▸ Given entries
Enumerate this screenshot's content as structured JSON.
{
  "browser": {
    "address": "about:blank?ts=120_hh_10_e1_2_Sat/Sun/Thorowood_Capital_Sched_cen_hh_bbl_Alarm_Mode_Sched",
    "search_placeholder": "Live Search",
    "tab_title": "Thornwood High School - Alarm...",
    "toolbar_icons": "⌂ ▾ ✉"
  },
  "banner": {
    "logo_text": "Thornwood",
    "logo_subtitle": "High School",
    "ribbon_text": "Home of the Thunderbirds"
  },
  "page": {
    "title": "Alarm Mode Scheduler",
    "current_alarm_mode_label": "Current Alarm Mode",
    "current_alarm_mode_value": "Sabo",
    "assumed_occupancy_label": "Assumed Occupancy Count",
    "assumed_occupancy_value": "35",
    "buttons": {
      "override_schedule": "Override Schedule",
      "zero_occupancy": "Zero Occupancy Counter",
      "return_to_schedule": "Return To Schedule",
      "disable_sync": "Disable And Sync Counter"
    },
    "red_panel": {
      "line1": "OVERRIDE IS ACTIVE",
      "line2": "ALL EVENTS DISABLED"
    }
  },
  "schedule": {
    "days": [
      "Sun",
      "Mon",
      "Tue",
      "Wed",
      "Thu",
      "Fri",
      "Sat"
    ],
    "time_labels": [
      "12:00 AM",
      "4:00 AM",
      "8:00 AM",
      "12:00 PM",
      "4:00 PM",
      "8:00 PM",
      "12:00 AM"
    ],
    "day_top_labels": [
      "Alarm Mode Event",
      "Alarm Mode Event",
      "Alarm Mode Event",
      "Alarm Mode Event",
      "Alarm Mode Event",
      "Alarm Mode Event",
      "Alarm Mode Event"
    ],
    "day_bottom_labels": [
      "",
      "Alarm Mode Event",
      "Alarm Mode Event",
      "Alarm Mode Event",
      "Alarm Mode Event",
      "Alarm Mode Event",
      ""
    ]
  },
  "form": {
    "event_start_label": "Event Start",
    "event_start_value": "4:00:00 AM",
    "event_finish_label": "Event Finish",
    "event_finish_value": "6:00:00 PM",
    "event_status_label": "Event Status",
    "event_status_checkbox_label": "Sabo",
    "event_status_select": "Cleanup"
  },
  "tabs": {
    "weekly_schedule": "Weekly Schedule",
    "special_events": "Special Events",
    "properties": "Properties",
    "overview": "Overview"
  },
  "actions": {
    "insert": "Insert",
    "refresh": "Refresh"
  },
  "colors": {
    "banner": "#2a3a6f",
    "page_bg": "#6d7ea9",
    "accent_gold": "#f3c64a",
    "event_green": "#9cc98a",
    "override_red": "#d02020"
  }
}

▸ Task requirements
All of the data above should be transcribed exactly.

▸ Correct answer
Enumerate this screenshot's content as structured JSON.
{
  "browser": {
    "address": "about:blank?ts=120_hh_10_e1_2_Sat/Sun/Thorowood_Capital_Sched_cen_hh_bbl_Alarm_Mode_Sched",
    "search_placeholder": "Live Search",
    "tab_title": "Thornwood High School - Alarm...",
    "toolbar_icons": "⌂ ▾ ✉"
  },
  "banner": {
    "logo_text": "Thornwood",
    "logo_subtitle": "High School",
    "ribbon_text": "Home of the Thunderbirds"
  },
  "page": {
    "title": "Alarm Mode Scheduler",
    "current_alarm_mode_label": "Current Alarm Mode",
    "current_alarm_mode_value": "Sabo",
    "assumed_occupancy_label": "Assumed Occupancy Count",
    "assumed_occupancy_value": "35",
    "buttons": {
      "override_schedule": "Override Schedule",
      "zero_occupancy": "Zero Occupancy Counter",
      "return_to_schedule": "Return To Schedule",
      "disable_sync": "Disable And Sync Counter"
    },
    "red_panel": {
      "line1": "OVERRIDE IS ACTIVE",
      "line2": "ALL EVENTS DISABLED"
    }
  },
  "schedule": {
    "days": [
      "Sun",
      "Mon",
      "Tue",
      "Wed",
      "Thu",
      "Fri",
      "Sat"
    ],
    "time_labels": [
      "12:00 AM",
      "4:00 AM",
      "8:00 AM",
      "12:00 PM",
      "4:00 PM",
      "8:00 PM",
      "12:00 AM"
    ],
    "day_top_labels": [
      "Alarm Mode Event",
      "Alarm Mode Event",
      "Alarm Mode Event",
      "Alarm Mode Event",
      "Alarm Mode Event",
      "Alarm Mode Event",
      "Alarm Mode Event"
    ],
    "day_bottom_labels": [
      "",
      "Alarm Mode Event",
      "Alarm Mode Event",
      "Alarm Mode Event",
      "Alarm Mode Event",
      "Alarm Mode Event",
      ""
    ]
  },
  "form": {
    "event_start_label": "Event Start",
    "event_start_value": "4:00:00 AM",
    "event_finish_label": "Event Finish",
    "event_finish_value": "6:00:00 PM",
    "event_status_label": "Event Status",
    "event_status_checkbox_label": "Sabo",
    "event_status_select": "Cleanup"
  },
  "tabs": {
    "weekly_schedule": "Weekly Schedule",
    "special_events": "Special Events",
    "properties": "Properties",
    "overview": "Overview"
  },
  "actions": {
    "insert": "Insert",
    "refresh": "Refresh"
  },
  "colors": {
    "banner": "#2a3a6f",
    "page_bg": "#6d7ea9",
    "accent_gold": "#f3c64a",
    "event_green": "#9cc98a",
    "override_red": "#d02020"
  }
}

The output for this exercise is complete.